### [Work required]
Write out all the entries word for word and omit any pictures.

### [Data supplied]
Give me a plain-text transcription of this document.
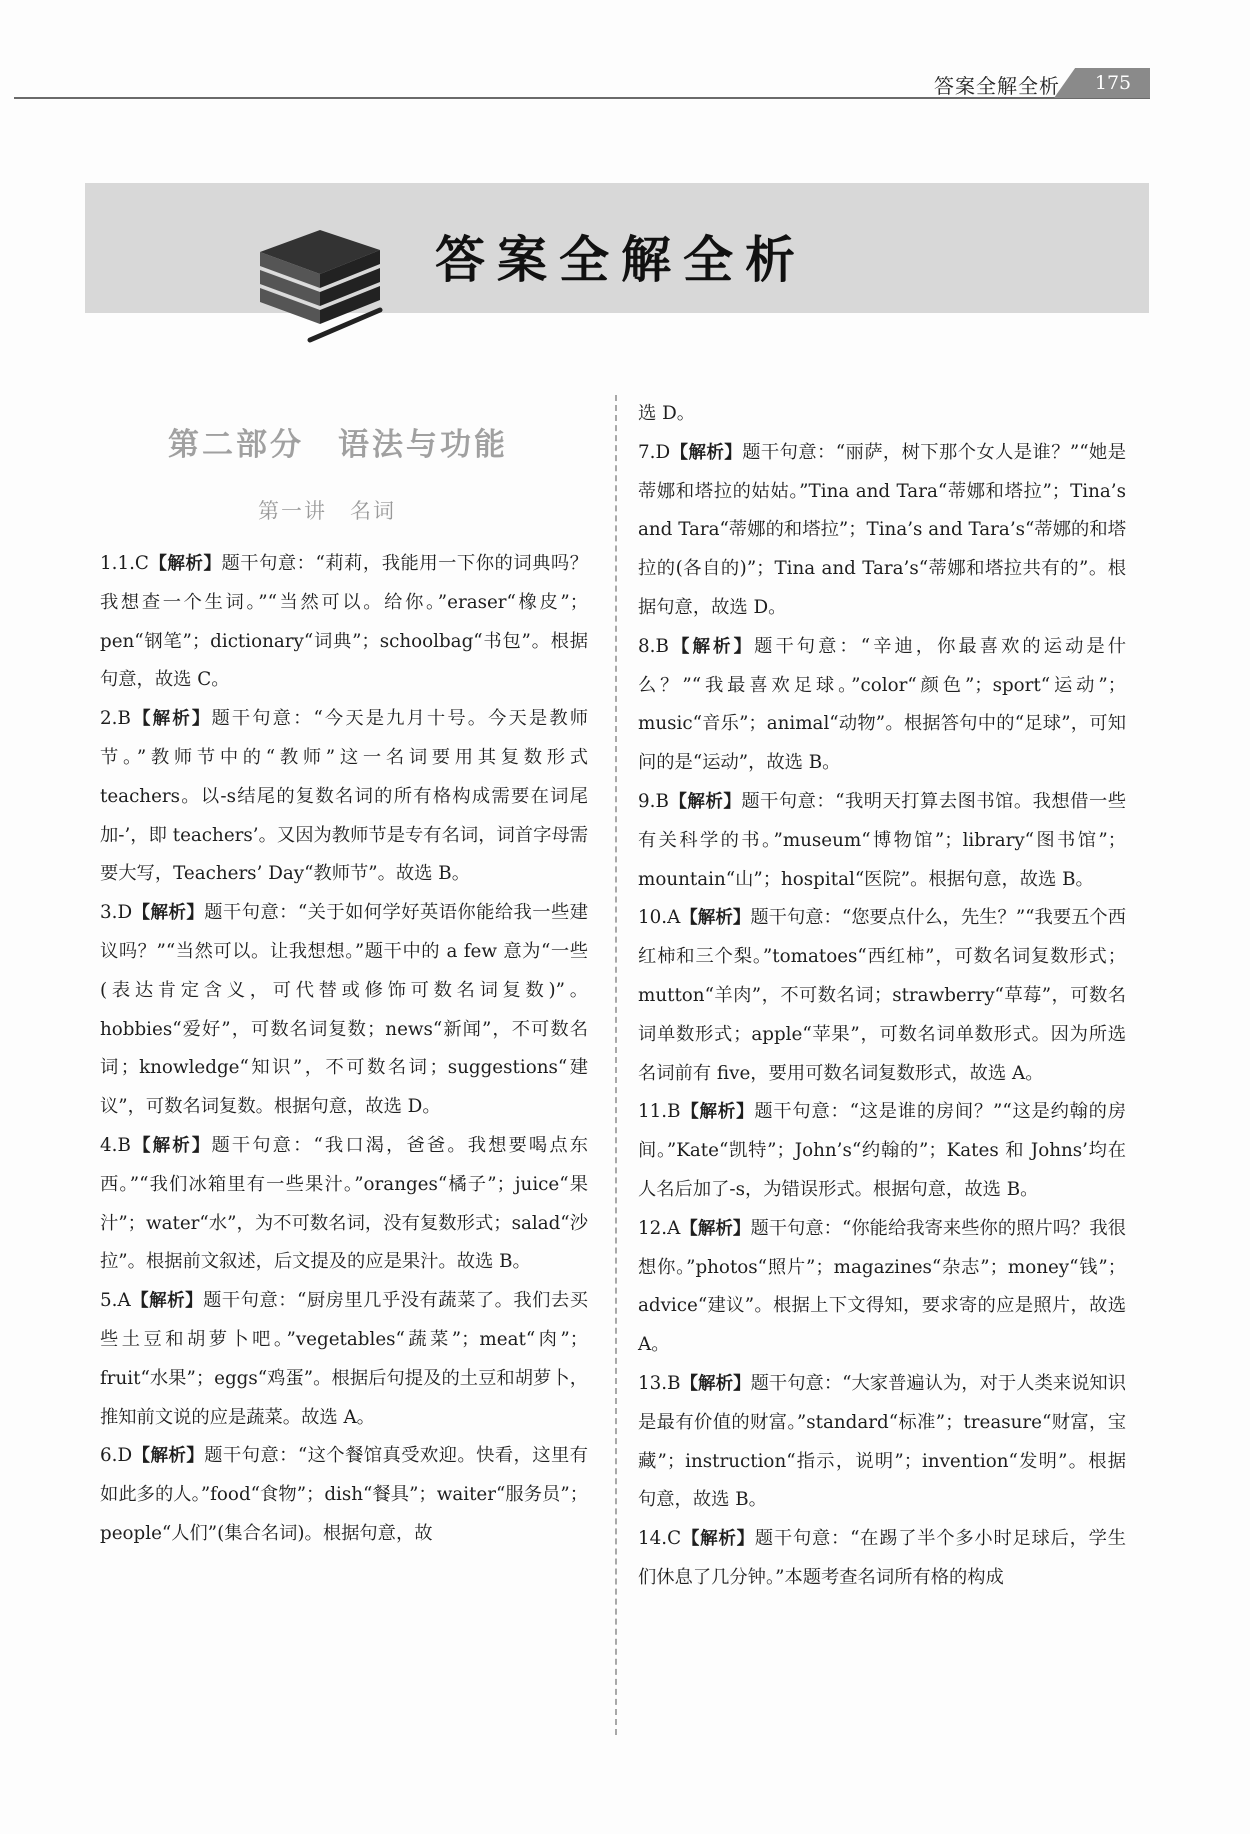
答案全解全析	175
答案全解全析
第二部分　语法与功能
第一讲　名词

1.1.C【解析】题干句意：“莉莉，我能用一下你的词典吗？我想查一个生词。”“当然可以。给你。”eraser“橡皮”；pen“钢笔”；dictionary“词典”；schoolbag“书包”。根据句意，故选 C。

2.B【解析】题干句意：“今天是九月十号。今天是教师节。”教师节中的“教师”这一名词要用其复数形式 teachers。以-s结尾的复数名词的所有格构成需要在词尾加-’，即 teachers’。又因为教师节是专有名词，词首字母需要大写，Teachers’ Day“教师节”。故选 B。

3.D【解析】题干句意：“关于如何学好英语你能给我一些建议吗？”“当然可以。让我想想。”题干中的 a few 意为“一些(表达肯定含义，可代替或修饰可数名词复数)”。hobbies“爱好”，可数名词复数；news“新闻”，不可数名词；knowledge“知识”，不可数名词；suggestions“建议”，可数名词复数。根据句意，故选 D。

4.B【解析】题干句意：“我口渴，爸爸。我想要喝点东西。”“我们冰箱里有一些果汁。”oranges“橘子”；juice“果汁”；water“水”，为不可数名词，没有复数形式；salad“沙拉”。根据前文叙述，后文提及的应是果汁。故选 B。

5.A【解析】题干句意：“厨房里几乎没有蔬菜了。我们去买些土豆和胡萝卜吧。”vegetables“蔬菜”；meat“肉”；fruit“水果”；eggs“鸡蛋”。根据后句提及的土豆和胡萝卜，推知前文说的应是蔬菜。故选 A。

6.D【解析】题干句意：“这个餐馆真受欢迎。快看，这里有如此多的人。”food“食物”；dish“餐具”；waiter“服务员”；people“人们”(集合名词)。根据句意，故

选 D。

7.D【解析】题干句意：“丽萨，树下那个女人是谁？”“她是蒂娜和塔拉的姑姑。”Tina and Tara“蒂娜和塔拉”；Tina’s and Tara“蒂娜的和塔拉”；Tina’s and Tara’s“蒂娜的和塔拉的(各自的)”；Tina and Tara’s“蒂娜和塔拉共有的”。根据句意，故选 D。

8.B【解析】题干句意：“辛迪，你最喜欢的运动是什么？”“我最喜欢足球。”color“颜色”；sport“运动”；music“音乐”；animal“动物”。根据答句中的“足球”，可知问的是“运动”，故选 B。

9.B【解析】题干句意：“我明天打算去图书馆。我想借一些有关科学的书。”museum“博物馆”；library“图书馆”；mountain“山”；hospital“医院”。根据句意，故选 B。

10.A【解析】题干句意：“您要点什么，先生？”“我要五个西红柿和三个梨。”tomatoes“西红柿”，可数名词复数形式；mutton“羊肉”，不可数名词；strawberry“草莓”，可数名词单数形式；apple“苹果”，可数名词单数形式。因为所选名词前有 five，要用可数名词复数形式，故选 A。

11.B【解析】题干句意：“这是谁的房间？”“这是约翰的房间。”Kate“凯特”；John’s“约翰的”；Kates 和 Johns’均在人名后加了-s，为错误形式。根据句意，故选 B。

12.A【解析】题干句意：“你能给我寄来些你的照片吗？我很想你。”photos“照片”；magazines“杂志”；money“钱”；advice“建议”。根据上下文得知，要求寄的应是照片，故选 A。

13.B【解析】题干句意：“大家普遍认为，对于人类来说知识是最有价值的财富。”standard“标准”；treasure“财富，宝藏”；instruction“指示，说明”；invention“发明”。根据句意，故选 B。

14.C【解析】题干句意：“在踢了半个多小时足球后，学生们休息了几分钟。”本题考查名词所有格的构成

### [Output of the task]
Give me a plain-text transcription of this document.
答案全解全析	175
答案全解全析
第二部分　语法与功能
第一讲　名词

1.1.C【解析】题干句意：“莉莉，我能用一下你的词典吗？我想查一个生词。”“当然可以。给你。”eraser“橡皮”；pen“钢笔”；dictionary“词典”；schoolbag“书包”。根据句意，故选 C。

2.B【解析】题干句意：“今天是九月十号。今天是教师节。”教师节中的“教师”这一名词要用其复数形式 teachers。以-s结尾的复数名词的所有格构成需要在词尾加-’，即 teachers’。又因为教师节是专有名词，词首字母需要大写，Teachers’ Day“教师节”。故选 B。

3.D【解析】题干句意：“关于如何学好英语你能给我一些建议吗？”“当然可以。让我想想。”题干中的 a few 意为“一些(表达肯定含义，可代替或修饰可数名词复数)”。hobbies“爱好”，可数名词复数；news“新闻”，不可数名词；knowledge“知识”，不可数名词；suggestions“建议”，可数名词复数。根据句意，故选 D。

4.B【解析】题干句意：“我口渴，爸爸。我想要喝点东西。”“我们冰箱里有一些果汁。”oranges“橘子”；juice“果汁”；water“水”，为不可数名词，没有复数形式；salad“沙拉”。根据前文叙述，后文提及的应是果汁。故选 B。

5.A【解析】题干句意：“厨房里几乎没有蔬菜了。我们去买些土豆和胡萝卜吧。”vegetables“蔬菜”；meat“肉”；fruit“水果”；eggs“鸡蛋”。根据后句提及的土豆和胡萝卜，推知前文说的应是蔬菜。故选 A。

6.D【解析】题干句意：“这个餐馆真受欢迎。快看，这里有如此多的人。”food“食物”；dish“餐具”；waiter“服务员”；people“人们”(集合名词)。根据句意，故

选 D。

7.D【解析】题干句意：“丽萨，树下那个女人是谁？”“她是蒂娜和塔拉的姑姑。”Tina and Tara“蒂娜和塔拉”；Tina’s and Tara“蒂娜的和塔拉”；Tina’s and Tara’s“蒂娜的和塔拉的(各自的)”；Tina and Tara’s“蒂娜和塔拉共有的”。根据句意，故选 D。

8.B【解析】题干句意：“辛迪，你最喜欢的运动是什么？”“我最喜欢足球。”color“颜色”；sport“运动”；music“音乐”；animal“动物”。根据答句中的“足球”，可知问的是“运动”，故选 B。

9.B【解析】题干句意：“我明天打算去图书馆。我想借一些有关科学的书。”museum“博物馆”；library“图书馆”；mountain“山”；hospital“医院”。根据句意，故选 B。

10.A【解析】题干句意：“您要点什么，先生？”“我要五个西红柿和三个梨。”tomatoes“西红柿”，可数名词复数形式；mutton“羊肉”，不可数名词；strawberry“草莓”，可数名词单数形式；apple“苹果”，可数名词单数形式。因为所选名词前有 five，要用可数名词复数形式，故选 A。

11.B【解析】题干句意：“这是谁的房间？”“这是约翰的房间。”Kate“凯特”；John’s“约翰的”；Kates 和 Johns’均在人名后加了-s，为错误形式。根据句意，故选 B。

12.A【解析】题干句意：“你能给我寄来些你的照片吗？我很想你。”photos“照片”；magazines“杂志”；money“钱”；advice“建议”。根据上下文得知，要求寄的应是照片，故选 A。

13.B【解析】题干句意：“大家普遍认为，对于人类来说知识是最有价值的财富。”standard“标准”；treasure“财富，宝藏”；instruction“指示，说明”；invention“发明”。根据句意，故选 B。

14.C【解析】题干句意：“在踢了半个多小时足球后，学生们休息了几分钟。”本题考查名词所有格的构成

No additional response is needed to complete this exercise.